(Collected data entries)
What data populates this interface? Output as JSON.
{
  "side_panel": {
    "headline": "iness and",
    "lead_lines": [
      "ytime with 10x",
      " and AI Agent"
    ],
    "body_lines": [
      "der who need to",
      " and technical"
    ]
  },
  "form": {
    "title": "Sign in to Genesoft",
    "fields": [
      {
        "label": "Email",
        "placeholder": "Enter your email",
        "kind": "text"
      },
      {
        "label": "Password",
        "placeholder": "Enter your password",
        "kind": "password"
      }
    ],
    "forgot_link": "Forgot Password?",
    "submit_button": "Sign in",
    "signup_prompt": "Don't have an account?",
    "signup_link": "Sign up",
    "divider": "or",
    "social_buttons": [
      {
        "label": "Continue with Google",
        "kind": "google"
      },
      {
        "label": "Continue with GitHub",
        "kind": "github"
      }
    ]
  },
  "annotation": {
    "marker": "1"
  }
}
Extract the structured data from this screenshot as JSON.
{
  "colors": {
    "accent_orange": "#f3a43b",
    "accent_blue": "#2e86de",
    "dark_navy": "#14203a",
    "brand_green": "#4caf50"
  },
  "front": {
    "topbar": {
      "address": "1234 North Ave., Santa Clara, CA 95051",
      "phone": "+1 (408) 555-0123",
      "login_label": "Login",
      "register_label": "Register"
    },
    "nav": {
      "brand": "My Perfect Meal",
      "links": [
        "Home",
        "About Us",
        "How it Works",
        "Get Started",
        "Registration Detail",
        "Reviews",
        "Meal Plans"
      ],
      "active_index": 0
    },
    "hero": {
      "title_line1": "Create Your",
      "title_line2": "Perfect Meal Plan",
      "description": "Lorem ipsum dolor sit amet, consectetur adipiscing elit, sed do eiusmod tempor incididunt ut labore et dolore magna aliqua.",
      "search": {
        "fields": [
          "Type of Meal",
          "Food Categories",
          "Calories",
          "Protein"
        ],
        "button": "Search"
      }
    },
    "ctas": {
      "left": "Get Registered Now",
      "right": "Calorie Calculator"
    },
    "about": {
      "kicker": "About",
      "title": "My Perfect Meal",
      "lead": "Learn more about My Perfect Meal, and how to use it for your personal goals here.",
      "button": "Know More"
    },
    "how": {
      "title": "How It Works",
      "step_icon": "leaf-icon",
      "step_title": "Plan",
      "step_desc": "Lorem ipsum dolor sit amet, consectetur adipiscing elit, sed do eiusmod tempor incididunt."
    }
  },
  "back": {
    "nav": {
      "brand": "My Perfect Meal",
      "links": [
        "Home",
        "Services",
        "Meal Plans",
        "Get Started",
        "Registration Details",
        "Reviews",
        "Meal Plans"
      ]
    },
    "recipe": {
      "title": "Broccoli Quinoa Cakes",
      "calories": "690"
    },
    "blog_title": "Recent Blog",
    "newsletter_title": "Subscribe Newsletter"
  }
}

EXERCISE GOAL: Select the lines from the entries that include the word "Perfect".

SOLUTION TO THE PROBLEM:
      "brand": "My Perfect Meal",
      "title_line2": "Perfect Meal Plan",
      "title": "My Perfect Meal",
      "lead": "Learn more about My Perfect Meal, and how to use it for your personal goals here.",
      "brand": "My Perfect Meal",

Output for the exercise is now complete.